* Begin *
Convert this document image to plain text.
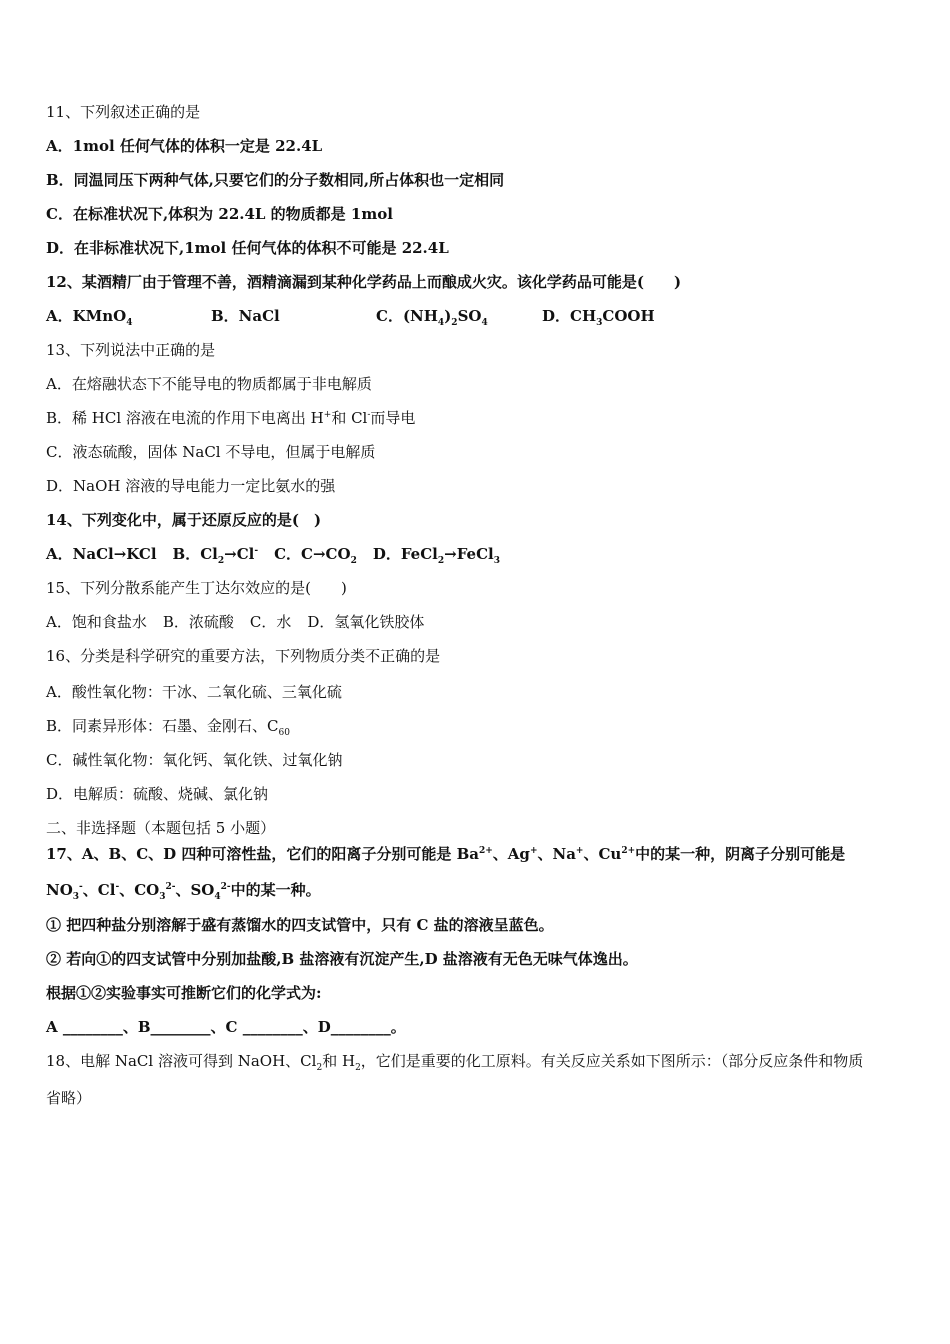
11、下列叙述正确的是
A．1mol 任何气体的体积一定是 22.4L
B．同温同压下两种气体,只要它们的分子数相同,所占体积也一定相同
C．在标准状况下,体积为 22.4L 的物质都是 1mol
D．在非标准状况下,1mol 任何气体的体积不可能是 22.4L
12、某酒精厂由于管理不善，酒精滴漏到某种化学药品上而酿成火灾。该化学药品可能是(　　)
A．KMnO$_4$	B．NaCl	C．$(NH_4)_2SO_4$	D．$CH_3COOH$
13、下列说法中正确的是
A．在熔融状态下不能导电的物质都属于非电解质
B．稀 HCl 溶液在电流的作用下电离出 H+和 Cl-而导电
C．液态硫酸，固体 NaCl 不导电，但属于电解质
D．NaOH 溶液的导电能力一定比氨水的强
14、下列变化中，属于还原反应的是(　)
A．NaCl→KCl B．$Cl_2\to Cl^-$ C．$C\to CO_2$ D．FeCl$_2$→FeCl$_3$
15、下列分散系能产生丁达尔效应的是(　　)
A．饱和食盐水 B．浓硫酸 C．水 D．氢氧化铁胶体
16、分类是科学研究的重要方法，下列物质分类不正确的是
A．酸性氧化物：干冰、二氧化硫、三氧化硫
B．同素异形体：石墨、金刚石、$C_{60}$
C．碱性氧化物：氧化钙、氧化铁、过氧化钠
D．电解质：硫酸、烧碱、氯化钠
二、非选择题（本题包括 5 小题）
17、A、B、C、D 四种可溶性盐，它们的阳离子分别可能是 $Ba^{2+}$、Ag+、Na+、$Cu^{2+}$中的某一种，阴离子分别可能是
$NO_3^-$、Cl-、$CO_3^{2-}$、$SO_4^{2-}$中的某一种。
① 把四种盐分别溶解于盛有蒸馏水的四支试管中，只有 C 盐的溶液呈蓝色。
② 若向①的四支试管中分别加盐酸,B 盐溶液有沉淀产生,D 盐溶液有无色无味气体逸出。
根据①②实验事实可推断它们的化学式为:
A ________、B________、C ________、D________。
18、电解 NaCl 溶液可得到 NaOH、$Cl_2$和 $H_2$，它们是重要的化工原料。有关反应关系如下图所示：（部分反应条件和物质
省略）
* End *
**REQUIREMENT**
Scan the listing above for the word "中的某一种" and show each line where it is found.

**REPLY TO THE TASK**
17、A、B、C、D 四种可溶性盐，它们的阳离子分别可能是 $Ba^{2+}$、Ag+、Na+、$Cu^{2+}$中的某一种，阴离子分别可能是
$NO_3^-$、Cl-、$CO_3^{2-}$、$SO_4^{2-}$中的某一种。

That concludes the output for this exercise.